Data excerpts:
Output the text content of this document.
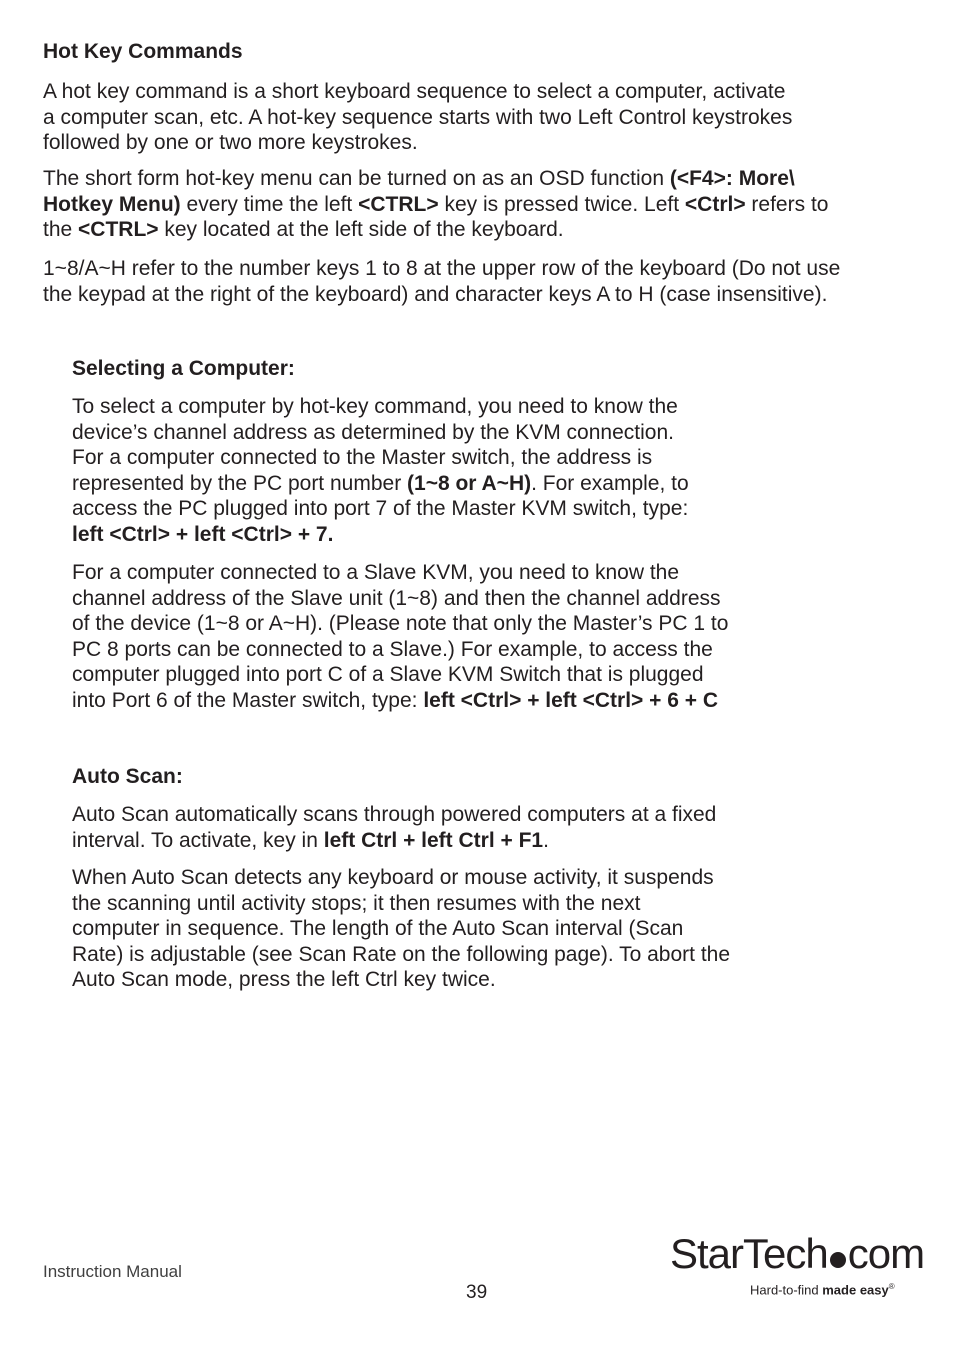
Hot Key Commands

A hot key command is a short keyboard sequence to select a computer, activate
a computer scan, etc. A hot-key sequence starts with two Left Control keystrokes
followed by one or two more keystrokes.

The short form hot-key menu can be turned on as an OSD function (<F4>: More\
Hotkey Menu) every time the left <CTRL> key is pressed twice. Left <Ctrl> refers to
the <CTRL> key located at the left side of the keyboard.

1~8/A~H refer to the number keys 1 to 8 at the upper row of the keyboard (Do not use
the keypad at the right of the keyboard) and character keys A to H (case insensitive).

Selecting a Computer:

To select a computer by hot-key command, you need to know the
device’s channel address as determined by the KVM connection.
For a computer connected to the Master switch, the address is
represented by the PC port number (1~8 or A~H). For example, to
access the PC plugged into port 7 of the Master KVM switch, type:
left <Ctrl> + left <Ctrl> + 7.

For a computer connected to a Slave KVM, you need to know the
channel address of the Slave unit (1~8) and then the channel address
of the device (1~8 or A~H). (Please note that only the Master’s PC 1 to
PC 8 ports can be connected to a Slave.) For example, to access the
computer plugged into port C of a Slave KVM Switch that is plugged
into Port 6 of the Master switch, type: left <Ctrl> + left <Ctrl> + 6 + C

Auto Scan:

Auto Scan automatically scans through powered computers at a fixed
interval. To activate, key in left Ctrl + left Ctrl + F1.

When Auto Scan detects any keyboard or mouse activity, it suspends
the scanning until activity stops; it then resumes with the next
computer in sequence. The length of the Auto Scan interval (Scan
Rate) is adjustable (see Scan Rate on the following page). To abort the
Auto Scan mode, press the left Ctrl key twice.

Instruction Manual
39
StarTech com
Hard-to-find made easy®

EXERCISE DIRECTIONS:
From the entries above, copy every line where the word "address" shows up.

THE COMPLETED TASK:
device’s channel address as determined by the KVM connection.
For a computer connected to the Master switch, the address is
channel address of the Slave unit (1~8) and then the channel address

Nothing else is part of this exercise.